§ **Provided material**:
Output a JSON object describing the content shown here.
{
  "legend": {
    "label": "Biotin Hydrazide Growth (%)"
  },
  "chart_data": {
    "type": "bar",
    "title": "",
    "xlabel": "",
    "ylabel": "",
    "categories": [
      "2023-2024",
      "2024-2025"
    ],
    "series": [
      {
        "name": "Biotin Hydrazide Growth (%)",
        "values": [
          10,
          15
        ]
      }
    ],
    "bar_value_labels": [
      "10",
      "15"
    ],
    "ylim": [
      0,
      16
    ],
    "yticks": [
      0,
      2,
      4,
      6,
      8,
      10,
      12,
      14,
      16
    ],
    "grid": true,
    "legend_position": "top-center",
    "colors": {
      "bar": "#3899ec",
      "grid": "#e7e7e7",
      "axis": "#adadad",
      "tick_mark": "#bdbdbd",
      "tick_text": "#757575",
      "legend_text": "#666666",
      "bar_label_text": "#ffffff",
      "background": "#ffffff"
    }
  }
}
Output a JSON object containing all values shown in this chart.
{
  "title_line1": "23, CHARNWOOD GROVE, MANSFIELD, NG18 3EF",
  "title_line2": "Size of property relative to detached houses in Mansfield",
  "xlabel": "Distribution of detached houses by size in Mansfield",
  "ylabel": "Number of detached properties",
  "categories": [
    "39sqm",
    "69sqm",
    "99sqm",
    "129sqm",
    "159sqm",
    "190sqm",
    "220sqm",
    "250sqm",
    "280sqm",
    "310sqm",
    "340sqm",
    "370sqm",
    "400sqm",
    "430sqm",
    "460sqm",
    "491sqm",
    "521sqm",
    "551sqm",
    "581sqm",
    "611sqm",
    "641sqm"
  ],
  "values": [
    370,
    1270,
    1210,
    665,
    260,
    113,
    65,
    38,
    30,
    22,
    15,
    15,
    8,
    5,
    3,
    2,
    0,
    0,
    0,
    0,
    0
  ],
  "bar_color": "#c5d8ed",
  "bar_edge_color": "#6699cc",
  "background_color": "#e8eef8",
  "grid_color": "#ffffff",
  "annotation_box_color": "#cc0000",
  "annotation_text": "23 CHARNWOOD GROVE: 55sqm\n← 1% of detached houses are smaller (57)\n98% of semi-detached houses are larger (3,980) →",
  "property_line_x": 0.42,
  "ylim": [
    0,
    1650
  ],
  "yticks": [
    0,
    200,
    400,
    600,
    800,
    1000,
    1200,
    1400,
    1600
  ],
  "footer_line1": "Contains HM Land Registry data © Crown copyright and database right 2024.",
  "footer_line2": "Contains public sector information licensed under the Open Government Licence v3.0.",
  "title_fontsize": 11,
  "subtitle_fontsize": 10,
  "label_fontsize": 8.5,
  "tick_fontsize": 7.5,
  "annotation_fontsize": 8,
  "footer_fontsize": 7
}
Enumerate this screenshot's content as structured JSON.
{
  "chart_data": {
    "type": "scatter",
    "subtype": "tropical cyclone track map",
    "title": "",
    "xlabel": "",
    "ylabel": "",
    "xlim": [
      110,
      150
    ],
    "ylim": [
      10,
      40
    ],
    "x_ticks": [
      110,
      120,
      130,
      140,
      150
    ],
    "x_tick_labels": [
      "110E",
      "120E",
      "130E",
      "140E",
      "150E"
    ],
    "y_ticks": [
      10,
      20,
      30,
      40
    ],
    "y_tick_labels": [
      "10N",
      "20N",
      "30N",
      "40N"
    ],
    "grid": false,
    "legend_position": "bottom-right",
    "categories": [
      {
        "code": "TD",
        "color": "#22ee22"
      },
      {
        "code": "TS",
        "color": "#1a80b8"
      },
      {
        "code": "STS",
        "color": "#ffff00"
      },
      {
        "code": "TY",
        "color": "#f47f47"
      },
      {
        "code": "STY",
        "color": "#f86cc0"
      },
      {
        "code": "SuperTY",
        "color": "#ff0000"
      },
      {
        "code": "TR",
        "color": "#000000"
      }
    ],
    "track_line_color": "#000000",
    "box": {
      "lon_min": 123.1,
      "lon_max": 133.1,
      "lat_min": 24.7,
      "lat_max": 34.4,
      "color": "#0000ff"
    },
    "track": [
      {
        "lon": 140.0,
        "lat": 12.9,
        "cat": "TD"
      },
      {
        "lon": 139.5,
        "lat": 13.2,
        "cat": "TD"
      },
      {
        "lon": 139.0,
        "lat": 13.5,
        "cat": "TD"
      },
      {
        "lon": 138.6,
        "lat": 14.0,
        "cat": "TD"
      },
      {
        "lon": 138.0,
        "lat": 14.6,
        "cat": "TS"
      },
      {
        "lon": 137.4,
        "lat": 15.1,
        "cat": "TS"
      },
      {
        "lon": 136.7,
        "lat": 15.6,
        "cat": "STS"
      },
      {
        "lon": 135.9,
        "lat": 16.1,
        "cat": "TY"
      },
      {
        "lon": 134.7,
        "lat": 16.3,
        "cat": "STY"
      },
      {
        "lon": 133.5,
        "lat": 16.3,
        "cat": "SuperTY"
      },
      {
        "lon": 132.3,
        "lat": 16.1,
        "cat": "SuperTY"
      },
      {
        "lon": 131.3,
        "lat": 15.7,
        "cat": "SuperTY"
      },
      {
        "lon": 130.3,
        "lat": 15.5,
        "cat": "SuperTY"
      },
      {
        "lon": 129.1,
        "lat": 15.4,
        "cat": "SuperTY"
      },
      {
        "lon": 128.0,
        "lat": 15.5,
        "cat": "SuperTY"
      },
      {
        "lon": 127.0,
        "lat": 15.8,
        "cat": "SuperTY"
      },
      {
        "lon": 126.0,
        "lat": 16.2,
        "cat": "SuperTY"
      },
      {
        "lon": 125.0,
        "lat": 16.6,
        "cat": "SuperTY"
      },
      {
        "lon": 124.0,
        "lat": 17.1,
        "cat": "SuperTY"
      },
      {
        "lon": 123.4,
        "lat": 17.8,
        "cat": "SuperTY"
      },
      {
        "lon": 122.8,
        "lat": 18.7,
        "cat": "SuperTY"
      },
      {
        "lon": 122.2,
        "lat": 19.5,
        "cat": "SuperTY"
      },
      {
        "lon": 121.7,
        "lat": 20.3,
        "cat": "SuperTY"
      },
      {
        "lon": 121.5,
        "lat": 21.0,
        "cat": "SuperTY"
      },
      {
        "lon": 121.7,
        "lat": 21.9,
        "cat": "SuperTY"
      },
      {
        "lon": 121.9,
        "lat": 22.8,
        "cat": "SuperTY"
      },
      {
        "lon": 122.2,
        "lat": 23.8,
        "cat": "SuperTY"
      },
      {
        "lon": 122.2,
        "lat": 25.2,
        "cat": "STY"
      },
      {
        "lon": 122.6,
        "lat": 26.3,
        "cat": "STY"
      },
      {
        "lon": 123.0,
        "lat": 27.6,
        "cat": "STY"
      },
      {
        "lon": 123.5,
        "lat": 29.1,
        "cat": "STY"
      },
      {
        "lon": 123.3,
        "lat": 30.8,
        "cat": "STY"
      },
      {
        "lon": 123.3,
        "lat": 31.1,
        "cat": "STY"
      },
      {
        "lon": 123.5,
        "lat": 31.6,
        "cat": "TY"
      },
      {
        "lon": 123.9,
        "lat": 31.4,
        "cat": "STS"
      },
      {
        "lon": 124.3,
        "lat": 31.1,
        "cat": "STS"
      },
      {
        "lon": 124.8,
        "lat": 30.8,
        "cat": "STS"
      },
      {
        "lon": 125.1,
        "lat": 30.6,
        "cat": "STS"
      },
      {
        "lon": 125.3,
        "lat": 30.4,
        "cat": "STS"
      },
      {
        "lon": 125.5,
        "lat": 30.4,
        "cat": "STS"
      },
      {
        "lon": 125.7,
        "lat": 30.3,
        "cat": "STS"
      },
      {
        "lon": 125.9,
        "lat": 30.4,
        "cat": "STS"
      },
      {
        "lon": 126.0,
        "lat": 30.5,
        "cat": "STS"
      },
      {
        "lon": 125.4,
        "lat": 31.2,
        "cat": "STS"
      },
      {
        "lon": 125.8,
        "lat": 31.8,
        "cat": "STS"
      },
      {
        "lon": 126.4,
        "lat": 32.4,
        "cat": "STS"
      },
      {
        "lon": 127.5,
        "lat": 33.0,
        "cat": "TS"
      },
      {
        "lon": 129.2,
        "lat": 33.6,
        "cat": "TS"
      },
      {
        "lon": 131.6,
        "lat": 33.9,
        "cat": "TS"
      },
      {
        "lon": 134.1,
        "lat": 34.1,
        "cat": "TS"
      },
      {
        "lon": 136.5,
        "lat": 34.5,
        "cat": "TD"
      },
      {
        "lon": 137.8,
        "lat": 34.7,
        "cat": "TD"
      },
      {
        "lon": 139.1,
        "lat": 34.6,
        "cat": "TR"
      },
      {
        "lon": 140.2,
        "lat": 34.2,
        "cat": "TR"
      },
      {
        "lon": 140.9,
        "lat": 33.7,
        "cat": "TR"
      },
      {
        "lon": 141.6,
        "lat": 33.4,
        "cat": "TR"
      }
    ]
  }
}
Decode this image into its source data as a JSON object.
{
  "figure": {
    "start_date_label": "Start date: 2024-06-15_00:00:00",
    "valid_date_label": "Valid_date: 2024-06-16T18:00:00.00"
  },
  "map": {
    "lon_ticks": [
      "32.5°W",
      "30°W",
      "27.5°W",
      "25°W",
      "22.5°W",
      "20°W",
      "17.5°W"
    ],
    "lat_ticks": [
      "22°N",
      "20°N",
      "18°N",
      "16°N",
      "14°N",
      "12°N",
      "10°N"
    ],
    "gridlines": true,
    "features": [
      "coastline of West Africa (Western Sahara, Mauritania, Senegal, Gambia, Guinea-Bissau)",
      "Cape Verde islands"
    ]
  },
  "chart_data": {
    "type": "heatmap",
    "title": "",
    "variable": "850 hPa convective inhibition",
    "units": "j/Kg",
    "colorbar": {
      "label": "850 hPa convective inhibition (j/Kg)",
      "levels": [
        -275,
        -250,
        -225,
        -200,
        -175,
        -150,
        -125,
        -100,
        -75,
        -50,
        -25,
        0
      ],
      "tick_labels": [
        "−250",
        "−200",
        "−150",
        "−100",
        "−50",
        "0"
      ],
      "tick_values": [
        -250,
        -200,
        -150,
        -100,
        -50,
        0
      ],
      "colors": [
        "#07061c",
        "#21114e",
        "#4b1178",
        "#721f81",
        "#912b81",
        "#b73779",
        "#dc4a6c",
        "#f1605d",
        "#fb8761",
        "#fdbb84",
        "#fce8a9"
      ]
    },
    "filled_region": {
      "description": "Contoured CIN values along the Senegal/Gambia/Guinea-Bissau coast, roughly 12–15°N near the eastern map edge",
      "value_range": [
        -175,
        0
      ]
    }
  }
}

§ **Exercise description**: Identify and copy the lines holding the word "GROVE".

§ **Solved problem**:
  "title_line1": "23, CHARNWOOD GROVE, MANSFIELD, NG18 3EF",
  "annotation_text": "23 CHARNWOOD GROVE: 55sqm\n← 1% of detached houses are smaller (57)\n98% of semi-detached houses are larger (3,980) →",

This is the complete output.